§ **Doel 1**
Neem de tekst over Lucebert over tussen "De dichter en" en "sterke, verrassende bundels.", beide inbegrepen, en ruil daarbij "Vijftigers" in voor "Experimentelen".
§ **Doel 2**
Zet de tekst over Lucebert voort na de laatste zin die er staat.

§ **Documentgedeelte**
Lucebert

De dichter en schilder Lucebert is één van de grootste en meest bepalende kunstenaars van na de Tweede Wereldoorlog. Als ‘keizer’ van de Vijftigers bouwt hij alras een enorme faam op. Zijn gedichten breken met elke poëtische traditie. Hij beschrijft geen gevoelens, maar laat woorden associëren of botsen, hanteert een overrompelende beeldspraak en een krachtig ritme. De grote (morele) levensvragen die hij vaak in de vorm van tegenstellingen oproept, gaat hij van meet af aan (politionele acties Indië) tot aan zijn laatste werk (de negatieve kanten van de high-tech maatschappij) niet uit de weg. Lucebert wisselt periodes waarin hij dicht of schildert af. In de jaren zestig en zeventig ligt het accent op het beeldend werk. In het laatste decennium van zijn leven verschijnen nog een aantal sterke, verrassende bundels.

§ **Geëxtraheerde gegevens**
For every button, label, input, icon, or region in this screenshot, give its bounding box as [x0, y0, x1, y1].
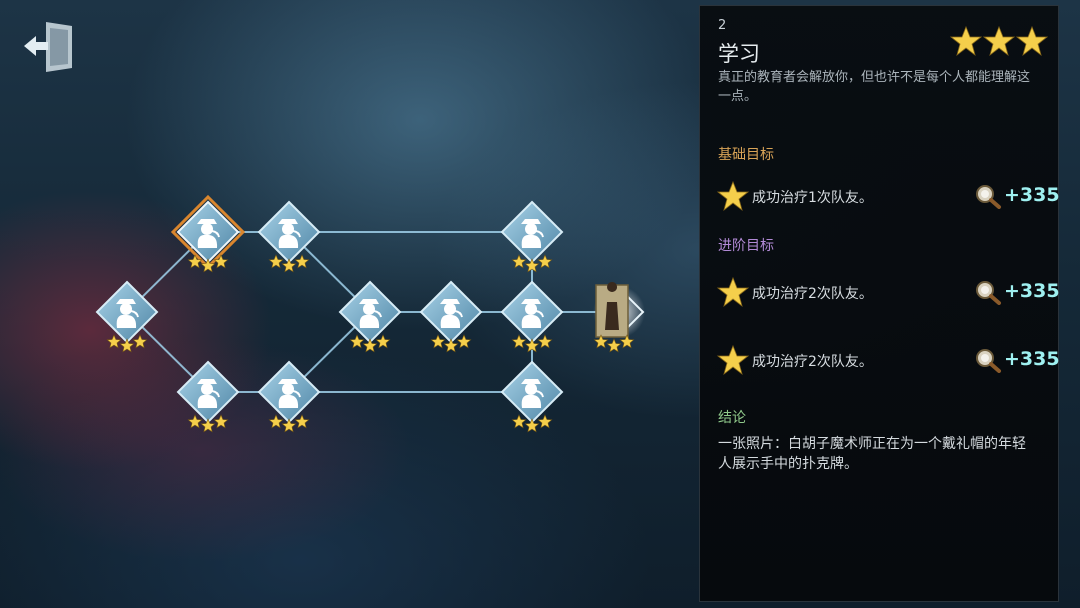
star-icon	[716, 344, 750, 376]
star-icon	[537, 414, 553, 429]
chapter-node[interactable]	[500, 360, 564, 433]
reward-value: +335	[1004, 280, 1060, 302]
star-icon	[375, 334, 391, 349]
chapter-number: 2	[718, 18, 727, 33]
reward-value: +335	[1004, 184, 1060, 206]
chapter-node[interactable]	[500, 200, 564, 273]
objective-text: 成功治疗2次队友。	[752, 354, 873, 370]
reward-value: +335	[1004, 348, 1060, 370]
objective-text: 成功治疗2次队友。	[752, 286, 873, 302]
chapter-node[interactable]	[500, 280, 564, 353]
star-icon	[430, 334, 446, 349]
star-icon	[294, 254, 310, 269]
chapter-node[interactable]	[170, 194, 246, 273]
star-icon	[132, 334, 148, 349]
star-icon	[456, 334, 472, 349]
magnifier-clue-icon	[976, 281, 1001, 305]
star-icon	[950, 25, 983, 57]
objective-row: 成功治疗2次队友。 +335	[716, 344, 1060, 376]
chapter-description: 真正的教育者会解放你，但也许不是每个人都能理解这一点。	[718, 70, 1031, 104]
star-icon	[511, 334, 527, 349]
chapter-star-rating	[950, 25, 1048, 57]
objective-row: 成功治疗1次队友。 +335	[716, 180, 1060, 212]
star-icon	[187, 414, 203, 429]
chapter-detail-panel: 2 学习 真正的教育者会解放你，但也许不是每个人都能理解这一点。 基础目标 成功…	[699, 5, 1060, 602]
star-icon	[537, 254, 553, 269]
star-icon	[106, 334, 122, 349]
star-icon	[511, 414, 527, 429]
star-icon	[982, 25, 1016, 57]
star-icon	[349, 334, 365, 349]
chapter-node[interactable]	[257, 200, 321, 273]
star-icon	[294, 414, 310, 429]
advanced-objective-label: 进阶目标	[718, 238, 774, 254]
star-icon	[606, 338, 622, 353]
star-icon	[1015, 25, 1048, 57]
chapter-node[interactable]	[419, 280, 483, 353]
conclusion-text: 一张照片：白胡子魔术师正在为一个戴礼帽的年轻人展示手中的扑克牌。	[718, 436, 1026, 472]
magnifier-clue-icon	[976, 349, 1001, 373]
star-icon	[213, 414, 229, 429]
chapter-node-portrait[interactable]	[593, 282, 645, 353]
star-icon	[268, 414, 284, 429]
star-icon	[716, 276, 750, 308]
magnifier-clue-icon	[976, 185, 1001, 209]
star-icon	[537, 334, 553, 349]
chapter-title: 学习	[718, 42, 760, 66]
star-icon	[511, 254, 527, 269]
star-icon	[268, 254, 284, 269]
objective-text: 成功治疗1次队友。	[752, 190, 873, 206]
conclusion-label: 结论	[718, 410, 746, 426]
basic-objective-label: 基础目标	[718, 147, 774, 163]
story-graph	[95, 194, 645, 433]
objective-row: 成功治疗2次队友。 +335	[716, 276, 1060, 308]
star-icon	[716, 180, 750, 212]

§ **Schriftelijk antwoord 1**
De dichter en schilder Lucebert is één van de grootste en meest bepalende kunstenaars van na de Tweede Wereldoorlog. Als ‘keizer’ van de Experimentelen bouwt hij alras een enorme faam op. Zijn gedichten breken met elke poëtische traditie. Hij beschrijft geen gevoelens, maar laat woorden associëren of botsen, hanteert een overrompelende beeldspraak en een krachtig ritme. De grote (morele) levensvragen die hij vaak in de vorm van tegenstellingen oproept, gaat hij van meet af aan (politionele acties Indië) tot aan zijn laatste werk (de negatieve kanten van de high-tech maatschappij) niet uit de weg. Lucebert wisselt periodes waarin hij dicht of schildert af. In de jaren zestig en zeventig ligt het accent op het beeldend werk. In het laatste decennium van zijn leven verschijnen nog een aantal sterke, verrassende bundels.

§ **Schriftelijk antwoord 2**
Vroege jaren

Lubertus Jacobus Swaanswijk wordt in Amsterdam geboren. Zijn vader is huis- en decoratieschilder, zijn moeder verlaat het gezin als hij twee jaar is. Zijn vader zal later hertrouwen. Lucebert (van het Italiaanse luce, licht en het Germaanse bert, licht, dus dubbellicht) gaat na de ULO bij zijn vader werken. Zijn talent wordt ontdekt, in 1938 en ’39 bezoekt hij het Instituut voor Kunstnijverheidsonderwijs in Amsterdam. Daarna heeft hij een aantal baantjes, hij is onder meer retoucheur bij een fotograaf. Tijdens de oorlog gaat hij in Duitsland werken en raakt hij onder de indruk van het nationaal-socialisme. Een episode waarover hij zijn hele verdere leven zou zwijgen. In 1944 keert hij terug, hij krijgt dan regelmatig opdrachten voor wandschilderingen, zoals voor het Franciscanessenklooster in Heemskerk. Bij de kloosterzusters valt zijn werk niet in de smaak, ze laten de muur wit verven, in 1989 is het ontwerp van Lucebert deels hersteld. Inmiddels heeft hij contact met dichters als Andreus en Kouwenaar en schilders als Karel Appel. Hij publiceert zijn eerste gedichten in het Cobra-tijdschrift Reflex, waaronder de beroemde ‘Minnebrief aan onze gemartelde bruid Indonesia’ Zijn eerste dichtbundel verschijnt in 1951: Triangel in de jungle gevolgd door de dieren derdemocratie. Als in 1953 Van de afgrond en de luchtmens verschijnt is zijn reputatie als vernieuwend en niets of niemand ontziend dichter definitief gevestigd.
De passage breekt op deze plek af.